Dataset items
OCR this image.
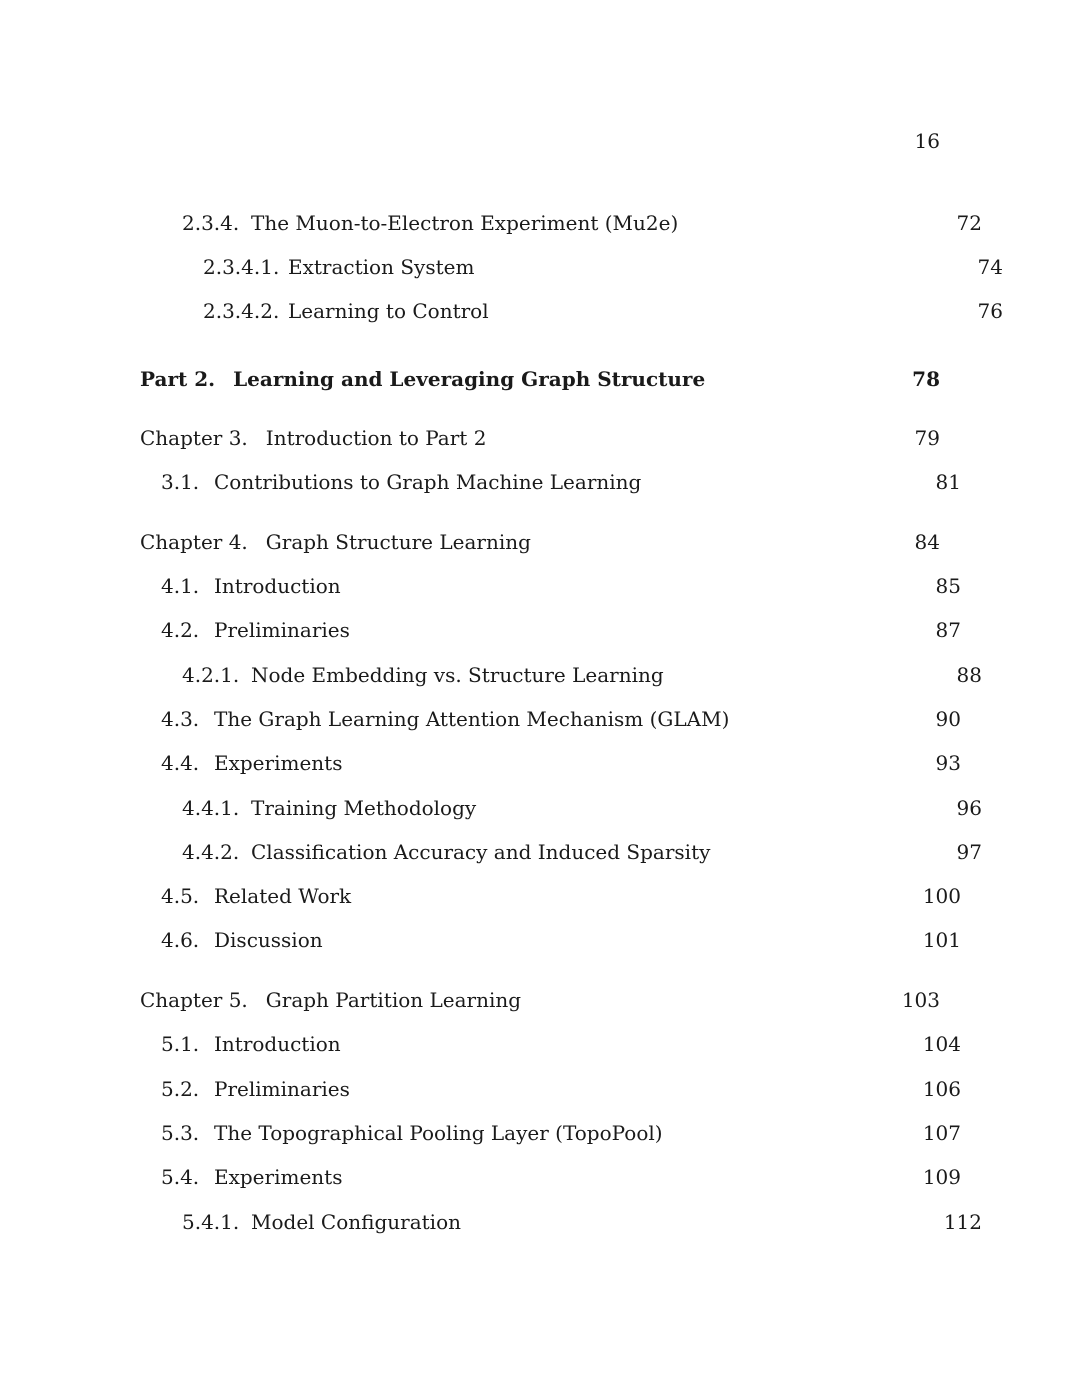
16
2.3.4. The Muon-to-Electron Experiment (Mu2e)	72
2.3.4.1. Extraction System	74
2.3.4.2. Learning to Control	76
Part 2. Learning and Leveraging Graph Structure	78
Chapter 3. Introduction to Part 2	79
3.1. Contributions to Graph Machine Learning	81
Chapter 4. Graph Structure Learning	84
4.1. Introduction	85
4.2. Preliminaries	87
4.2.1. Node Embedding vs. Structure Learning	88
4.3. The Graph Learning Attention Mechanism (GLAM)	90
4.4. Experiments	93
4.4.1. Training Methodology	96
4.4.2. Classification Accuracy and Induced Sparsity	97
4.5. Related Work	100
4.6. Discussion	101
Chapter 5. Graph Partition Learning	103
5.1. Introduction	104
5.2. Preliminaries	106
5.3. The Topographical Pooling Layer (TopoPool)	107
5.4. Experiments	109
5.4.1. Model Configuration	112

→ What the exercise asks
Where a line above holds the string "Introduction", show that line.

→ Full output
Chapter 3. Introduction to Part 2	79
4.1. Introduction	85
5.1. Introduction	104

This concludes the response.